A run of records:
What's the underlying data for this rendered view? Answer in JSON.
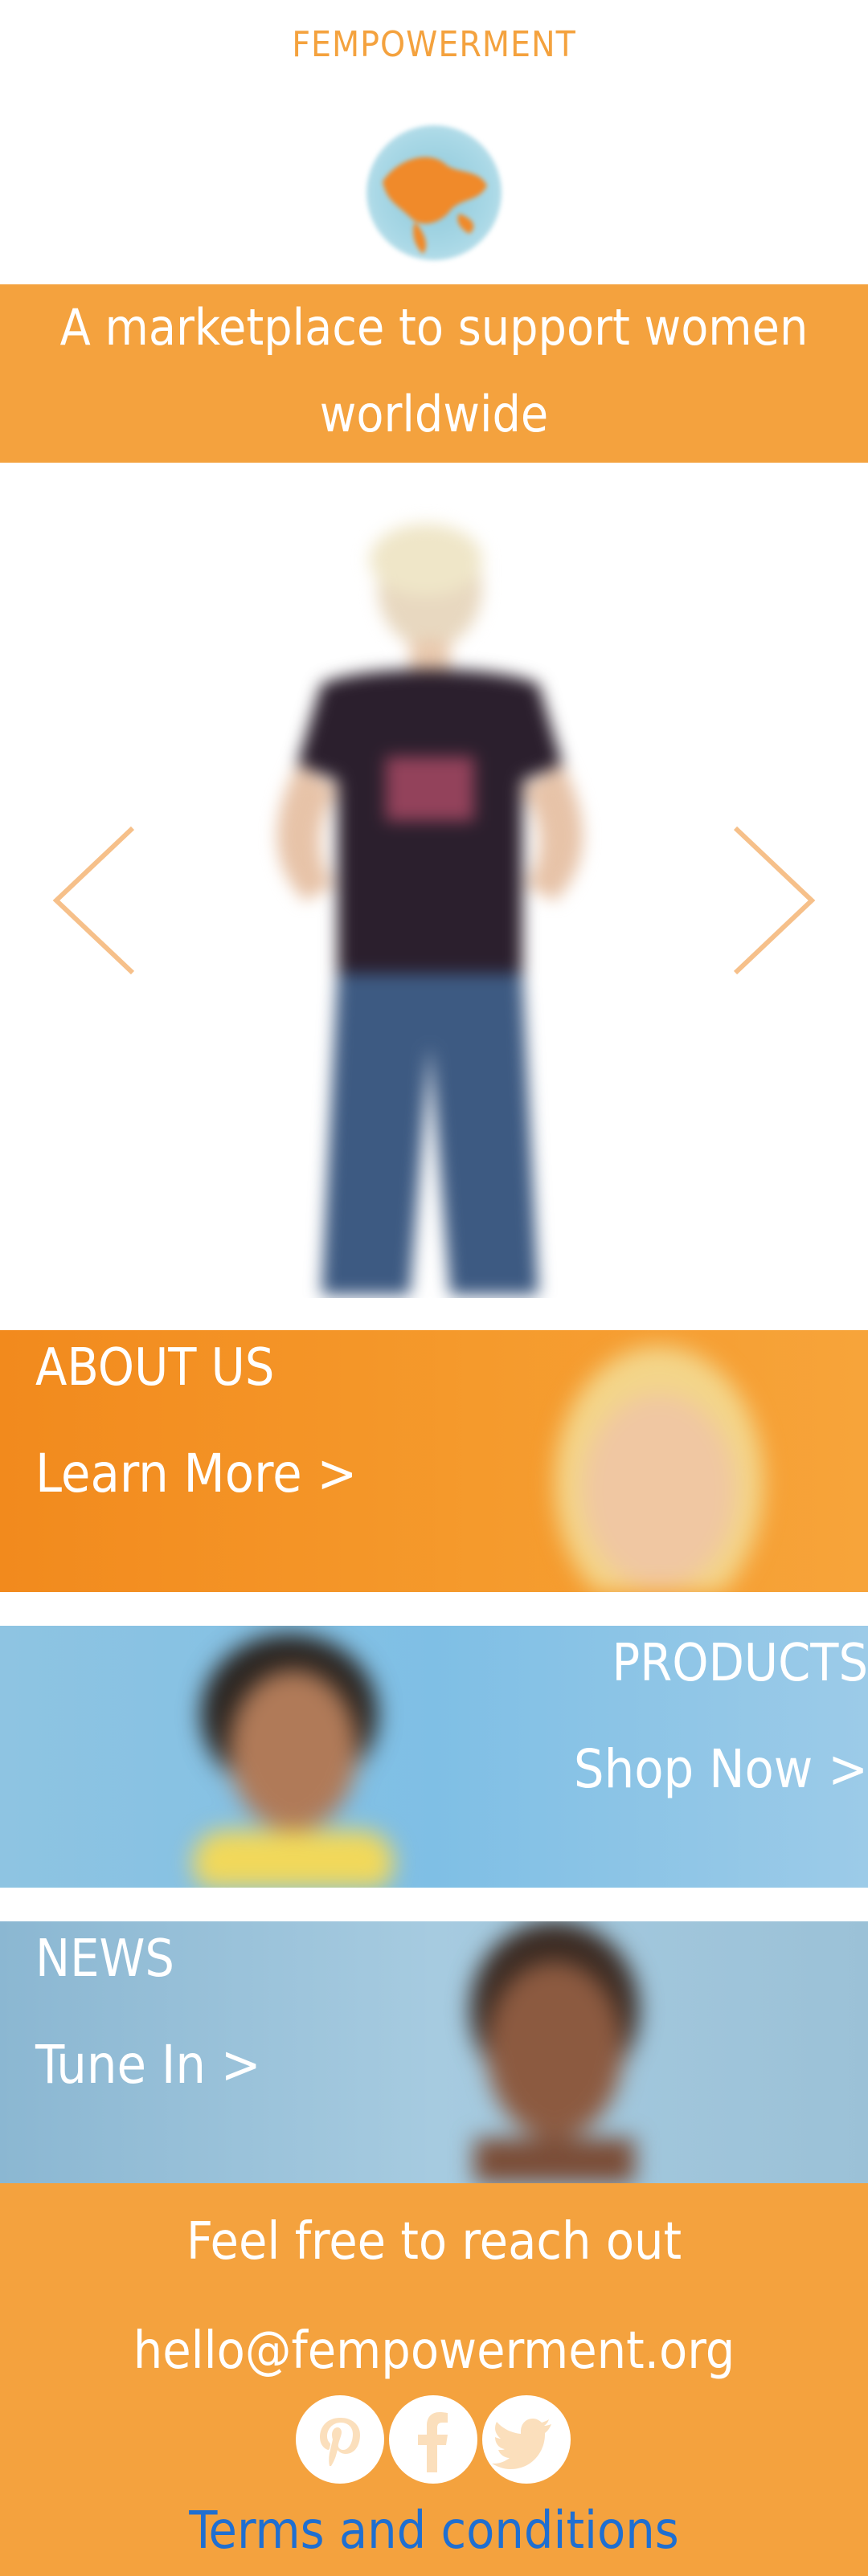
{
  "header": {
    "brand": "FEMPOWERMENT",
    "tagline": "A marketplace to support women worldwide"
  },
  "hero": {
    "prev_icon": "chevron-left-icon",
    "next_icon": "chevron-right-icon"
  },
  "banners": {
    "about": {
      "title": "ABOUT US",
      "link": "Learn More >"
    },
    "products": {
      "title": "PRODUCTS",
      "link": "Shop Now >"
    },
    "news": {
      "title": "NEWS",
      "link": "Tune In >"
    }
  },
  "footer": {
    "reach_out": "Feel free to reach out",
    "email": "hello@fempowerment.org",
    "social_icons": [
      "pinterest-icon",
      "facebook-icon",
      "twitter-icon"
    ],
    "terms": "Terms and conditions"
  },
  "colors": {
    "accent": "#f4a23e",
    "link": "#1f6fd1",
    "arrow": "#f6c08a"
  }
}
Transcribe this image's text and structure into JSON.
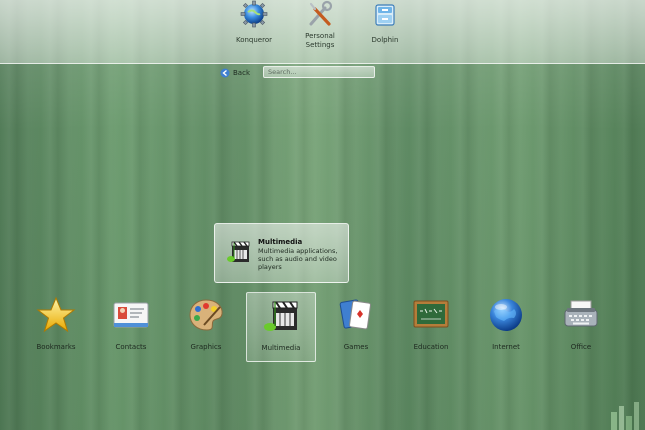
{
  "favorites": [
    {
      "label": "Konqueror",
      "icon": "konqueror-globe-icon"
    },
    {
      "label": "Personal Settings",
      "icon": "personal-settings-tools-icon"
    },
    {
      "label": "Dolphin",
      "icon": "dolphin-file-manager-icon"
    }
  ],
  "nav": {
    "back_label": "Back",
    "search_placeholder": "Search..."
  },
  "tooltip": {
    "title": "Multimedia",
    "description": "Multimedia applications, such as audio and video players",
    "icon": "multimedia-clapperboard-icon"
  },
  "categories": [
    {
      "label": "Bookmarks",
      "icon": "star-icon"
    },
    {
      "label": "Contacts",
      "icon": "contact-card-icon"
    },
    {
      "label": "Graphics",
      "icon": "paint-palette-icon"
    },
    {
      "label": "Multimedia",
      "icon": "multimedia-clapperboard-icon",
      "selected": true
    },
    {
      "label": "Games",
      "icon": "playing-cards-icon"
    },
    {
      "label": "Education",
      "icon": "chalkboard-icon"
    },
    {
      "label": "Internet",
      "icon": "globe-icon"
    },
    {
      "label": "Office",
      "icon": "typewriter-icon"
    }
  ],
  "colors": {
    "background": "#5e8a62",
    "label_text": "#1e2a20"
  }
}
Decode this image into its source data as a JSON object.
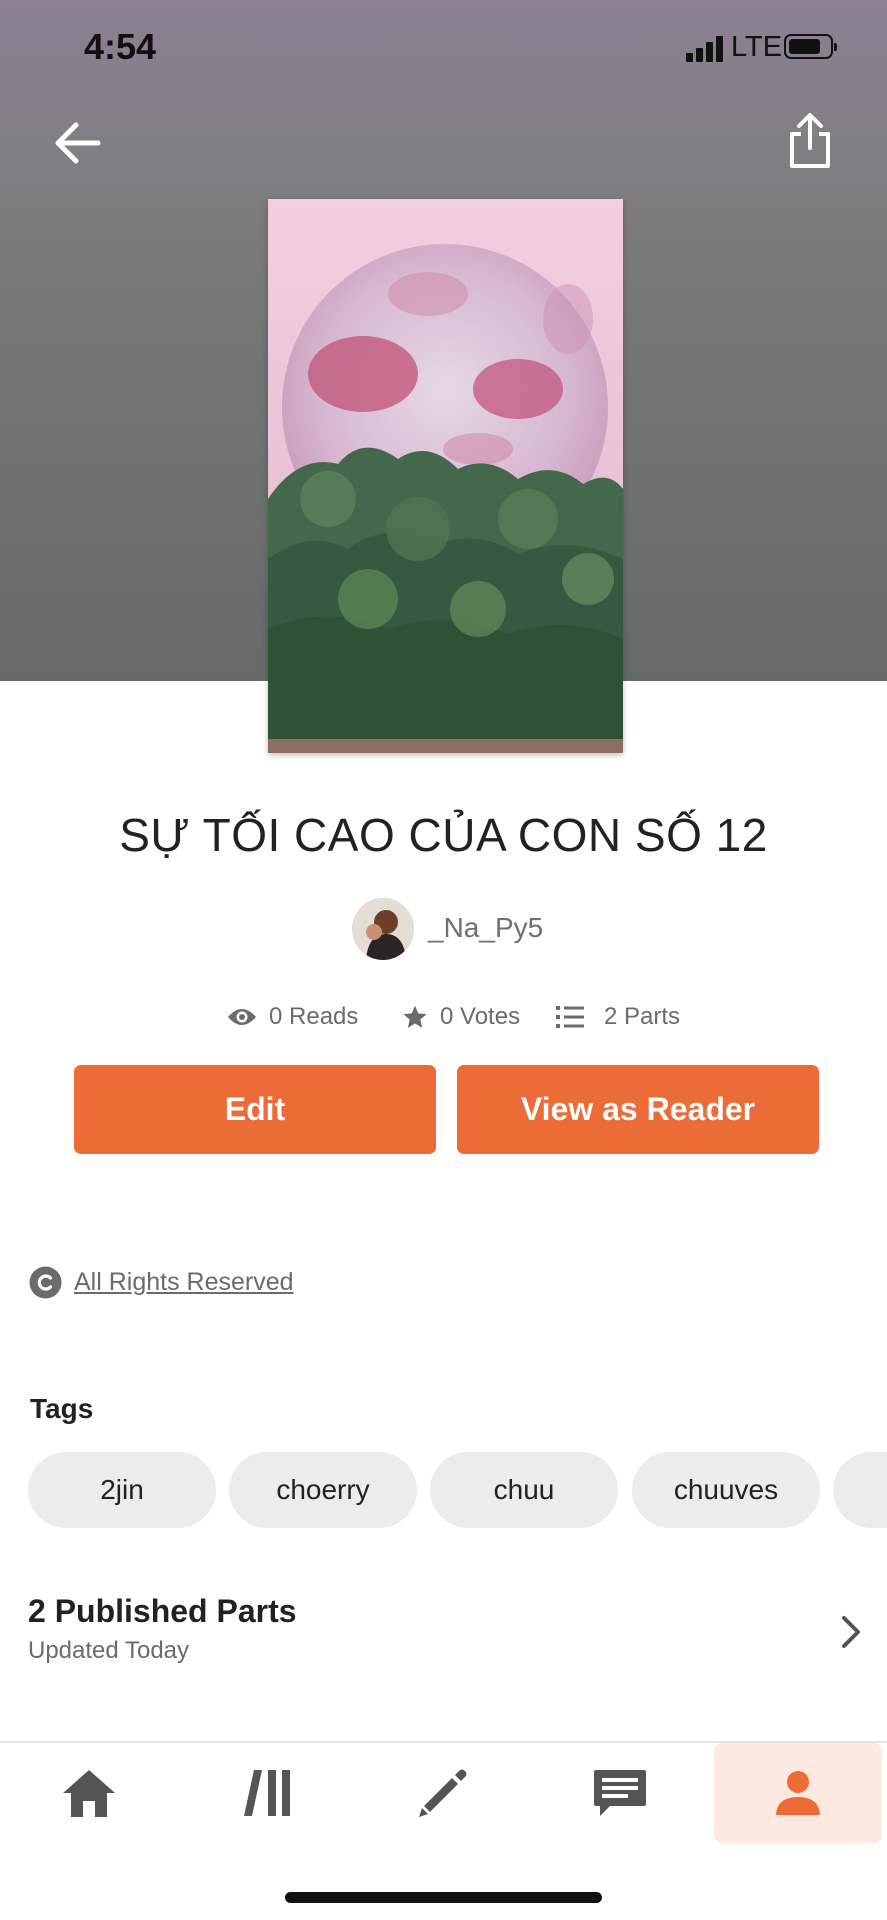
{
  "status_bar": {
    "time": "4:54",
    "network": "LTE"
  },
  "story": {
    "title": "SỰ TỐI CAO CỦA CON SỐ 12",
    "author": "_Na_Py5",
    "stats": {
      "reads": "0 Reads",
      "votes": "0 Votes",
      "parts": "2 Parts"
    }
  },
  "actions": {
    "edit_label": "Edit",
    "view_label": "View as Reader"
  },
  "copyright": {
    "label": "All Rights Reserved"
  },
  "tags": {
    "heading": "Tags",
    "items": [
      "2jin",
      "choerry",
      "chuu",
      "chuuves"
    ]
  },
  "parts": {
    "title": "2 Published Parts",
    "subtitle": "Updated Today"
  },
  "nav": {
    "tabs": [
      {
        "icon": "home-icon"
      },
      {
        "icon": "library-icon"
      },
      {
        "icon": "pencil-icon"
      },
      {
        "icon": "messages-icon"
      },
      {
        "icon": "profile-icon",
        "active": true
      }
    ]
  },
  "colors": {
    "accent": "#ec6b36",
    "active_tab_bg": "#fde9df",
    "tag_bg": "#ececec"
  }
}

DIRECTIONS → Pictures are excluded; copy all other data exactly as shown.

COMPLETE OUTPUT →
What's the underlying data for this rendered view? Answer in JSON.
{
  "header": {
    "brand": "FEMPOWERMENT",
    "tagline": "A marketplace to support women worldwide"
  },
  "hero": {
    "prev_icon": "chevron-left-icon",
    "next_icon": "chevron-right-icon"
  },
  "banners": {
    "about": {
      "title": "ABOUT US",
      "link": "Learn More >"
    },
    "products": {
      "title": "PRODUCTS",
      "link": "Shop Now >"
    },
    "news": {
      "title": "NEWS",
      "link": "Tune In >"
    }
  },
  "footer": {
    "reach_out": "Feel free to reach out",
    "email": "hello@fempowerment.org",
    "social_icons": [
      "pinterest-icon",
      "facebook-icon",
      "twitter-icon"
    ],
    "terms": "Terms and conditions"
  },
  "colors": {
    "accent": "#f4a23e",
    "link": "#1f6fd1",
    "arrow": "#f6c08a"
  }
}
Transcribe this image's text and structure into JSON.
{
  "favorites": [
    {
      "label": "Konqueror",
      "icon": "konqueror-globe-icon"
    },
    {
      "label": "Personal Settings",
      "icon": "personal-settings-tools-icon"
    },
    {
      "label": "Dolphin",
      "icon": "dolphin-file-manager-icon"
    }
  ],
  "nav": {
    "back_label": "Back",
    "search_placeholder": "Search..."
  },
  "tooltip": {
    "title": "Multimedia",
    "description": "Multimedia applications, such as audio and video players",
    "icon": "multimedia-clapperboard-icon"
  },
  "categories": [
    {
      "label": "Bookmarks",
      "icon": "star-icon"
    },
    {
      "label": "Contacts",
      "icon": "contact-card-icon"
    },
    {
      "label": "Graphics",
      "icon": "paint-palette-icon"
    },
    {
      "label": "Multimedia",
      "icon": "multimedia-clapperboard-icon",
      "selected": true
    },
    {
      "label": "Games",
      "icon": "playing-cards-icon"
    },
    {
      "label": "Education",
      "icon": "chalkboard-icon"
    },
    {
      "label": "Internet",
      "icon": "globe-icon"
    },
    {
      "label": "Office",
      "icon": "typewriter-icon"
    }
  ],
  "colors": {
    "background": "#5e8a62",
    "label_text": "#1e2a20"
  }
}
Decode this image into its source data as a JSON object.
{
  "status_bar": {
    "time": "4:54",
    "network": "LTE"
  },
  "story": {
    "title": "SỰ TỐI CAO CỦA CON SỐ 12",
    "author": "_Na_Py5",
    "stats": {
      "reads": "0 Reads",
      "votes": "0 Votes",
      "parts": "2 Parts"
    }
  },
  "actions": {
    "edit_label": "Edit",
    "view_label": "View as Reader"
  },
  "copyright": {
    "label": "All Rights Reserved"
  },
  "tags": {
    "heading": "Tags",
    "items": [
      "2jin",
      "choerry",
      "chuu",
      "chuuves"
    ]
  },
  "parts": {
    "title": "2 Published Parts",
    "subtitle": "Updated Today"
  },
  "nav": {
    "tabs": [
      {
        "icon": "home-icon"
      },
      {
        "icon": "library-icon"
      },
      {
        "icon": "pencil-icon"
      },
      {
        "icon": "messages-icon"
      },
      {
        "icon": "profile-icon",
        "active": true
      }
    ]
  },
  "colors": {
    "accent": "#ec6b36",
    "active_tab_bg": "#fde9df",
    "tag_bg": "#ececec"
  }
}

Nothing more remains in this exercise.